Task to complete: Write out, word for word, every line from the one containing "What data populates" through the last line of the records below, both ends included.

Given data:

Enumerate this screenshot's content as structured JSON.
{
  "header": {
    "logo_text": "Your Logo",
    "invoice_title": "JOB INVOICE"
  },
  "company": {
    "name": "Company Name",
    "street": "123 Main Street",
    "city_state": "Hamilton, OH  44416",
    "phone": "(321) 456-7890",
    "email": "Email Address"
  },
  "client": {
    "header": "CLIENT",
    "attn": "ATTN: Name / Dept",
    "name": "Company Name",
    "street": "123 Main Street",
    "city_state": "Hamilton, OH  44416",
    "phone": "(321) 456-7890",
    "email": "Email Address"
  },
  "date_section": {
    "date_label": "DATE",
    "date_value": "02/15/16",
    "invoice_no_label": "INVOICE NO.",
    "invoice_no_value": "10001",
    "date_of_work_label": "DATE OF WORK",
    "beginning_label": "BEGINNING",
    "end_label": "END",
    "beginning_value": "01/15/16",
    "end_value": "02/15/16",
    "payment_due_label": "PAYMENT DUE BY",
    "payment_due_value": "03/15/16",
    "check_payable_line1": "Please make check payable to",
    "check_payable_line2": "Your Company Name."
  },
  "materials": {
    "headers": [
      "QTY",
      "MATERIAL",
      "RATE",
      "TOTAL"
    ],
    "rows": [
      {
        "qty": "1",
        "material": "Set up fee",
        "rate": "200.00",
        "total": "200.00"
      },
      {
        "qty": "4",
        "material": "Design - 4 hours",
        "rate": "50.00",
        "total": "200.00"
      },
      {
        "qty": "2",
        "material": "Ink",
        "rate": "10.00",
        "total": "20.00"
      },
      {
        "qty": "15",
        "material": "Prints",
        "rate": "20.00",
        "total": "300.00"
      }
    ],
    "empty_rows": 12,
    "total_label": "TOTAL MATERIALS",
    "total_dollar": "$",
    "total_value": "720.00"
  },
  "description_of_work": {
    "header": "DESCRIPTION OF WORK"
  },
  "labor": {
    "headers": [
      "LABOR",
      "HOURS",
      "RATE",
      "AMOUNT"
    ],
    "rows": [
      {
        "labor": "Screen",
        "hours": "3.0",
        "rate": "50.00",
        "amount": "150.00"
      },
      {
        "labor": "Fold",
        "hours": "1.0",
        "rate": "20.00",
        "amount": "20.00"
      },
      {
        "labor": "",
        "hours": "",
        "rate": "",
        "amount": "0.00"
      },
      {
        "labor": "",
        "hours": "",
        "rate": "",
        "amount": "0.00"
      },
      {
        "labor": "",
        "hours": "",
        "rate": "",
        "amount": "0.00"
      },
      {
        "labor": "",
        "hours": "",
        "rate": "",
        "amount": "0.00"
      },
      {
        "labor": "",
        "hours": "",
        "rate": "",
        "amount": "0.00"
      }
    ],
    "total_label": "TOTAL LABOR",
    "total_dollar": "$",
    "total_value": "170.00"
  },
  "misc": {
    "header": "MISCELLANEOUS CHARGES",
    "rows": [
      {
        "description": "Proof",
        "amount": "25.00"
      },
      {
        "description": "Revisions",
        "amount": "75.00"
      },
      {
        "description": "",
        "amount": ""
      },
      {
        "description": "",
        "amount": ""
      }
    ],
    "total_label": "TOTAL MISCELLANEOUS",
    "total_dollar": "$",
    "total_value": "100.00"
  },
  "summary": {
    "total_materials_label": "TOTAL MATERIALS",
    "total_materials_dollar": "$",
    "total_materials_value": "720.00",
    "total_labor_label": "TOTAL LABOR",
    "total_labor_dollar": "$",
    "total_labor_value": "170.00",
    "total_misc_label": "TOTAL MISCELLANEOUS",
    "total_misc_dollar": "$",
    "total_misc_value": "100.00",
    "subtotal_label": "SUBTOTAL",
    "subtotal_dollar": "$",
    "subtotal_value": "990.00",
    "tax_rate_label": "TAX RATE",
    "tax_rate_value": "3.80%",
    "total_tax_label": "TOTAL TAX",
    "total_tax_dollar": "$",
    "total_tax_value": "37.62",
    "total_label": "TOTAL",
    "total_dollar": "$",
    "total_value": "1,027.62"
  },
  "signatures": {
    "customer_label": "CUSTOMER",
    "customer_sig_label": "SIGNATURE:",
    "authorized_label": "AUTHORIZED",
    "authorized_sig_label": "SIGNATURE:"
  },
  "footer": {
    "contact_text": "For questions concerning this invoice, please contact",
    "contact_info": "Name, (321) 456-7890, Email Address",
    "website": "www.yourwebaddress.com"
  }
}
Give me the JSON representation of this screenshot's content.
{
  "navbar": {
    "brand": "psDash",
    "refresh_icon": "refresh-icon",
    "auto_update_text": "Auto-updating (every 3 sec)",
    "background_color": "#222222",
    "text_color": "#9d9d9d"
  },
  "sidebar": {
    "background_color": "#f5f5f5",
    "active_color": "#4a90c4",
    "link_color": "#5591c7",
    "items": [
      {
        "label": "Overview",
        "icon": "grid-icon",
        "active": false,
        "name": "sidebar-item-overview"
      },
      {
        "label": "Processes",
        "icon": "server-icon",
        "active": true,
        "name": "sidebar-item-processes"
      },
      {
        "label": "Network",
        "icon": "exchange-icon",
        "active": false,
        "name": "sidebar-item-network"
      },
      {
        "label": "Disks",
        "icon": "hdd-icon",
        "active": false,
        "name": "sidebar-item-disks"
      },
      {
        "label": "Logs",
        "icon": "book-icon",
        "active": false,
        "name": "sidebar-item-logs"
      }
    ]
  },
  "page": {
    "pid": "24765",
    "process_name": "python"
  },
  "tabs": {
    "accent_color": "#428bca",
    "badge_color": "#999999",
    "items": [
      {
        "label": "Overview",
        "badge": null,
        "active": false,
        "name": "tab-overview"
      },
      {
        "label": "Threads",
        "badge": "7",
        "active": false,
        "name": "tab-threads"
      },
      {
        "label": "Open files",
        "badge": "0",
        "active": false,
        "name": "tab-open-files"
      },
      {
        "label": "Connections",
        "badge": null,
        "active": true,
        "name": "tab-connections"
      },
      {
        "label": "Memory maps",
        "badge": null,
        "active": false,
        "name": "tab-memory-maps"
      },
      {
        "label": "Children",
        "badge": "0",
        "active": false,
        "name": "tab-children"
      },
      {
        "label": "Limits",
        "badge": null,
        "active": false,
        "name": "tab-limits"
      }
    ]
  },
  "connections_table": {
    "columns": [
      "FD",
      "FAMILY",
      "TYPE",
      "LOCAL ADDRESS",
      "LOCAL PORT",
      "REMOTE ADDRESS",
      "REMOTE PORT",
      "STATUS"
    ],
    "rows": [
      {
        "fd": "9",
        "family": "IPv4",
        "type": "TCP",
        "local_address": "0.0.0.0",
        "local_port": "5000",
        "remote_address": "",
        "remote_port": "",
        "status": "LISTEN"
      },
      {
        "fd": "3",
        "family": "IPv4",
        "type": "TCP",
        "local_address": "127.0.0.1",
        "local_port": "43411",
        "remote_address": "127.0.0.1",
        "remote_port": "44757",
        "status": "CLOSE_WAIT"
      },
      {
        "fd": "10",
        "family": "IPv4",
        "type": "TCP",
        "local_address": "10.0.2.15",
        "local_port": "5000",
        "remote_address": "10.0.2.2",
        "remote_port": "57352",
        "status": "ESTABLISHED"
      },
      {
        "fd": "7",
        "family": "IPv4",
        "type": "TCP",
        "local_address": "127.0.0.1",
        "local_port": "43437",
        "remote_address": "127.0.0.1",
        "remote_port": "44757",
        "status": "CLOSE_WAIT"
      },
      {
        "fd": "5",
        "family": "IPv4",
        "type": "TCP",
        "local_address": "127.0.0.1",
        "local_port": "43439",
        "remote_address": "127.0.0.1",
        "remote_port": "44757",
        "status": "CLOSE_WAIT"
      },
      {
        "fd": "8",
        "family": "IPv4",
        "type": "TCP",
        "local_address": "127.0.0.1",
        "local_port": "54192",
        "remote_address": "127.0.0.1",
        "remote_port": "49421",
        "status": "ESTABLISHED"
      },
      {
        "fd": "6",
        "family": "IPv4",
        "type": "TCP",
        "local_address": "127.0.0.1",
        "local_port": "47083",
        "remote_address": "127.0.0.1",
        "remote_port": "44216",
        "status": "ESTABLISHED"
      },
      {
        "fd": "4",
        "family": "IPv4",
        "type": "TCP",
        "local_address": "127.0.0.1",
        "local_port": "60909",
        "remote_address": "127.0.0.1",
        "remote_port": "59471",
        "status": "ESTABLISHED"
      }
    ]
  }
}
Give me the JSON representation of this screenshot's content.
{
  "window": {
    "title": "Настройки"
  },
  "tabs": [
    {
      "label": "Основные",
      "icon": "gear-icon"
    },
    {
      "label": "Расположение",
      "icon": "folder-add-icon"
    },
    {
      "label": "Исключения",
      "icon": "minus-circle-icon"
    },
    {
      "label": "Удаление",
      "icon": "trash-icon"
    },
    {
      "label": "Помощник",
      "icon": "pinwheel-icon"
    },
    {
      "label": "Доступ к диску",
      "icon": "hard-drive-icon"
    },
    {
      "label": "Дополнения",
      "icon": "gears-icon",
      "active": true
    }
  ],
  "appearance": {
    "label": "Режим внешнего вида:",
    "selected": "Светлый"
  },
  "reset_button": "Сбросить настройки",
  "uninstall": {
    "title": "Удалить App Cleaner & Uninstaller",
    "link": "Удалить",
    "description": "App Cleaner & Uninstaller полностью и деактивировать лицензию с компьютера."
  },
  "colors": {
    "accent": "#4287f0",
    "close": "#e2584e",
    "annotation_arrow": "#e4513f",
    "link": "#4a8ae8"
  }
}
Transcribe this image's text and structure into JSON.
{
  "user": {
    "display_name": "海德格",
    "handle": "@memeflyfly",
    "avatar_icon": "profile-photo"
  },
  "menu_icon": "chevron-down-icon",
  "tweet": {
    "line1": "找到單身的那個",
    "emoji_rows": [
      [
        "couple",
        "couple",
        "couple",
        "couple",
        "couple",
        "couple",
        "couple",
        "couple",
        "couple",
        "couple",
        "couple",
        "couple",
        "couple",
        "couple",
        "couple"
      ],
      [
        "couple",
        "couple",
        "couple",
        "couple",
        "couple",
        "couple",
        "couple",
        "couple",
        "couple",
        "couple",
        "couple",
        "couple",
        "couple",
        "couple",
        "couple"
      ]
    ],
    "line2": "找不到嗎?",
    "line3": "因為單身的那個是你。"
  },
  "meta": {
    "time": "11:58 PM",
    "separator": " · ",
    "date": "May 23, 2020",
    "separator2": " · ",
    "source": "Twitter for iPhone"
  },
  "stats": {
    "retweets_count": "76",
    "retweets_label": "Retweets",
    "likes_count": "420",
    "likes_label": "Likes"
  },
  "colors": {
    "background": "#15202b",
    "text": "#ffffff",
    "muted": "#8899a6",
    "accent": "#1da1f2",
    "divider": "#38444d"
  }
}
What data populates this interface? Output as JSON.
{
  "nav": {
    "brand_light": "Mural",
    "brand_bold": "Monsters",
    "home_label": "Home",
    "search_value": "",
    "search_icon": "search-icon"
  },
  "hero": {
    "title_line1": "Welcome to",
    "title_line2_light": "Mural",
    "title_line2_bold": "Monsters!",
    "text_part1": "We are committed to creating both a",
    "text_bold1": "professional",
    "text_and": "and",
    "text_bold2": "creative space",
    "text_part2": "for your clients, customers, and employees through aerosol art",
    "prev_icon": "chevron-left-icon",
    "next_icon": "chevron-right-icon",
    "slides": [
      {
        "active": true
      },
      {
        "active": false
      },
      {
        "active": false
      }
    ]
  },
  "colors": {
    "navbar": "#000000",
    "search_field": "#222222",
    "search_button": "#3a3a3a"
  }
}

Completed task:
What data populates this interface? Output as JSON.
{
  "nav": {
    "brand_light": "Mural",
    "brand_bold": "Monsters",
    "home_label": "Home",
    "search_value": "",
    "search_icon": "search-icon"
  },
  "hero": {
    "title_line1": "Welcome to",
    "title_line2_light": "Mural",
    "title_line2_bold": "Monsters!",
    "text_part1": "We are committed to creating both a",
    "text_bold1": "professional",
    "text_and": "and",
    "text_bold2": "creative space",
    "text_part2": "for your clients, customers, and employees through aerosol art",
    "prev_icon": "chevron-left-icon",
    "next_icon": "chevron-right-icon",
    "slides": [
      {
        "active": true
      },
      {
        "active": false
      },
      {
        "active": false
      }
    ]
  },
  "colors": {
    "navbar": "#000000",
    "search_field": "#222222",
    "search_button": "#3a3a3a"
  }
}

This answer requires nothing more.